**INSTRUCTION**
Transcribe each line exactly.

## Start PROVIDED INFORMATION

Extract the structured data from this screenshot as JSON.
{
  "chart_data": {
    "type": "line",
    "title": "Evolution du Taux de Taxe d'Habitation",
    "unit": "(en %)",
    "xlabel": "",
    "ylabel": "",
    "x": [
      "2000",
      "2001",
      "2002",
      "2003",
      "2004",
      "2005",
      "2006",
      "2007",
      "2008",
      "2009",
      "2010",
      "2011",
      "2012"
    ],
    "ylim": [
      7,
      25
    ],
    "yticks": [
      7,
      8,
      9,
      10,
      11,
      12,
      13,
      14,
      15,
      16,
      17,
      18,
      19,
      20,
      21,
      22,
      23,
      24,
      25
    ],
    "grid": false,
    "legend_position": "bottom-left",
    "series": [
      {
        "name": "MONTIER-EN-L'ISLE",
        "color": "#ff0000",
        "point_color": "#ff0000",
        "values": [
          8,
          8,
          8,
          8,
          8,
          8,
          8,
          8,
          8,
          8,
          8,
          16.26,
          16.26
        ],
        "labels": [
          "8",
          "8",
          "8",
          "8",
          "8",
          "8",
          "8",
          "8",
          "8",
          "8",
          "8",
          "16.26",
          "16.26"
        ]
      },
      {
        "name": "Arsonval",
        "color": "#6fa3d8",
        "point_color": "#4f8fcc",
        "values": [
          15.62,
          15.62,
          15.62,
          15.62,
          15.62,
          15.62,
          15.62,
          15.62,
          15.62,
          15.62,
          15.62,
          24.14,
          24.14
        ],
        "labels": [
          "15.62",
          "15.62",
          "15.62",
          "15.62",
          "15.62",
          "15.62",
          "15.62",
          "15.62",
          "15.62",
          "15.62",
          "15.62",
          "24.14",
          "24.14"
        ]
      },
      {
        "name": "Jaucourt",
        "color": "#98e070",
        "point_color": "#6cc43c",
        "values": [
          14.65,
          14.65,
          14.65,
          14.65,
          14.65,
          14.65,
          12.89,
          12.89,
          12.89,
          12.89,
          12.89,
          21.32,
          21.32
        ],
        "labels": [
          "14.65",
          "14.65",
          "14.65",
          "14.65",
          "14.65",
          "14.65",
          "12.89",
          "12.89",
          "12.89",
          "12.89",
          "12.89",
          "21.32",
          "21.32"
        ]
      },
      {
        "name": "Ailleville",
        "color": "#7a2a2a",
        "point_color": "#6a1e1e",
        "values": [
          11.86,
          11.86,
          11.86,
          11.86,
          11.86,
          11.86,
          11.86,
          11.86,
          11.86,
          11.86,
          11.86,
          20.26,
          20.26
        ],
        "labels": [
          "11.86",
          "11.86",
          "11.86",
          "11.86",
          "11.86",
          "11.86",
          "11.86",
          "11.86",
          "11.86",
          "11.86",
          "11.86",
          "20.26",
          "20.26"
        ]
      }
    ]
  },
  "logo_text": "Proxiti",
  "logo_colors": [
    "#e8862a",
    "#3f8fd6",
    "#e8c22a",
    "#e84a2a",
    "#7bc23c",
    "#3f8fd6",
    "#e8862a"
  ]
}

## End PROVIDED INFORMATION

**FINISHED ANSWER**
Extract the structured data from this screenshot as JSON.
{
  "chart_data": {
    "type": "line",
    "title": "Evolution du Taux de Taxe d'Habitation",
    "unit": "(en %)",
    "xlabel": "",
    "ylabel": "",
    "x": [
      "2000",
      "2001",
      "2002",
      "2003",
      "2004",
      "2005",
      "2006",
      "2007",
      "2008",
      "2009",
      "2010",
      "2011",
      "2012"
    ],
    "ylim": [
      7,
      25
    ],
    "yticks": [
      7,
      8,
      9,
      10,
      11,
      12,
      13,
      14,
      15,
      16,
      17,
      18,
      19,
      20,
      21,
      22,
      23,
      24,
      25
    ],
    "grid": false,
    "legend_position": "bottom-left",
    "series": [
      {
        "name": "MONTIER-EN-L'ISLE",
        "color": "#ff0000",
        "point_color": "#ff0000",
        "values": [
          8,
          8,
          8,
          8,
          8,
          8,
          8,
          8,
          8,
          8,
          8,
          16.26,
          16.26
        ],
        "labels": [
          "8",
          "8",
          "8",
          "8",
          "8",
          "8",
          "8",
          "8",
          "8",
          "8",
          "8",
          "16.26",
          "16.26"
        ]
      },
      {
        "name": "Arsonval",
        "color": "#6fa3d8",
        "point_color": "#4f8fcc",
        "values": [
          15.62,
          15.62,
          15.62,
          15.62,
          15.62,
          15.62,
          15.62,
          15.62,
          15.62,
          15.62,
          15.62,
          24.14,
          24.14
        ],
        "labels": [
          "15.62",
          "15.62",
          "15.62",
          "15.62",
          "15.62",
          "15.62",
          "15.62",
          "15.62",
          "15.62",
          "15.62",
          "15.62",
          "24.14",
          "24.14"
        ]
      },
      {
        "name": "Jaucourt",
        "color": "#98e070",
        "point_color": "#6cc43c",
        "values": [
          14.65,
          14.65,
          14.65,
          14.65,
          14.65,
          14.65,
          12.89,
          12.89,
          12.89,
          12.89,
          12.89,
          21.32,
          21.32
        ],
        "labels": [
          "14.65",
          "14.65",
          "14.65",
          "14.65",
          "14.65",
          "14.65",
          "12.89",
          "12.89",
          "12.89",
          "12.89",
          "12.89",
          "21.32",
          "21.32"
        ]
      },
      {
        "name": "Ailleville",
        "color": "#7a2a2a",
        "point_color": "#6a1e1e",
        "values": [
          11.86,
          11.86,
          11.86,
          11.86,
          11.86,
          11.86,
          11.86,
          11.86,
          11.86,
          11.86,
          11.86,
          20.26,
          20.26
        ],
        "labels": [
          "11.86",
          "11.86",
          "11.86",
          "11.86",
          "11.86",
          "11.86",
          "11.86",
          "11.86",
          "11.86",
          "11.86",
          "11.86",
          "20.26",
          "20.26"
        ]
      }
    ]
  },
  "logo_text": "Proxiti",
  "logo_colors": [
    "#e8862a",
    "#3f8fd6",
    "#e8c22a",
    "#e84a2a",
    "#7bc23c",
    "#3f8fd6",
    "#e8862a"
  ]
}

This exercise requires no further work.